## RECORD EXTRACTS
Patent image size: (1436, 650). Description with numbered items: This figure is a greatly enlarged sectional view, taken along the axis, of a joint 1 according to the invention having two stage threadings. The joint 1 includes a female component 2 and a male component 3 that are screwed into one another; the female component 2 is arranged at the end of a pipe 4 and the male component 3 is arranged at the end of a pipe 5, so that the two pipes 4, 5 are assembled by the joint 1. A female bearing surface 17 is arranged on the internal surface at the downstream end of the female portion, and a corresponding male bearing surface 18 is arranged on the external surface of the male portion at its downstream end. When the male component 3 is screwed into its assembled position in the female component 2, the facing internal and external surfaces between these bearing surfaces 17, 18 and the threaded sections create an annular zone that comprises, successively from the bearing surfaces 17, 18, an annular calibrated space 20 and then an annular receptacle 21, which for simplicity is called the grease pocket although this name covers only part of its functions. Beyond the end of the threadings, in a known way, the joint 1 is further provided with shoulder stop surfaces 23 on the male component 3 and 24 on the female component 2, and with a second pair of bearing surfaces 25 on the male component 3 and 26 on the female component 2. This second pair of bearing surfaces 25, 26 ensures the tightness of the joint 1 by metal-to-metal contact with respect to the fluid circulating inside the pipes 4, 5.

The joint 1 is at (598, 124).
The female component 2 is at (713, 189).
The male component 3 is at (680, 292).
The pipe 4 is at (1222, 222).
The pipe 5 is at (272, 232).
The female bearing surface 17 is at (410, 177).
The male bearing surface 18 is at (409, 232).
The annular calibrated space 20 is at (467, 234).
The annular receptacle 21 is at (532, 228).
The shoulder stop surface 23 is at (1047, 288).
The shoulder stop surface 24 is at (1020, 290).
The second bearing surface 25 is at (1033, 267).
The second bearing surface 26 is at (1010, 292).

## WORK TO DO
Replace "threadings" with "threads" throughout the lines above and give them again, with nothing else changed.

## SOLUTION TO THE PROBLEM
Patent image size: (1436, 650). Description with numbered items: This figure is a greatly enlarged sectional view, taken along the axis, of a joint 1 according to the invention having two stage threads. The joint 1 includes a female component 2 and a male component 3 that are screwed into one another; the female component 2 is arranged at the end of a pipe 4 and the male component 3 is arranged at the end of a pipe 5, so that the two pipes 4, 5 are assembled by the joint 1. A female bearing surface 17 is arranged on the internal surface at the downstream end of the female portion, and a corresponding male bearing surface 18 is arranged on the external surface of the male portion at its downstream end. When the male component 3 is screwed into its assembled position in the female component 2, the facing internal and external surfaces between these bearing surfaces 17, 18 and the threaded sections create an annular zone that comprises, successively from the bearing surfaces 17, 18, an annular calibrated space 20 and then an annular receptacle 21, which for simplicity is called the grease pocket although this name covers only part of its functions. Beyond the end of the threads, in a known way, the joint 1 is further provided with shoulder stop surfaces 23 on the male component 3 and 24 on the female component 2, and with a second pair of bearing surfaces 25 on the male component 3 and 26 on the female component 2. This second pair of bearing surfaces 25, 26 ensures the tightness of the joint 1 by metal-to-metal contact with respect to the fluid circulating inside the pipes 4, 5.

The joint 1 is at (598, 124).
The female component 2 is at (713, 189).
The male component 3 is at (680, 292).
The pipe 4 is at (1222, 222).
The pipe 5 is at (272, 232).
The female bearing surface 17 is at (410, 177).
The male bearing surface 18 is at (409, 232).
The annular calibrated space 20 is at (467, 234).
The annular receptacle 21 is at (532, 228).
The shoulder stop surface 23 is at (1047, 288).
The shoulder stop surface 24 is at (1020, 290).
The second bearing surface 25 is at (1033, 267).
The second bearing surface 26 is at (1010, 292).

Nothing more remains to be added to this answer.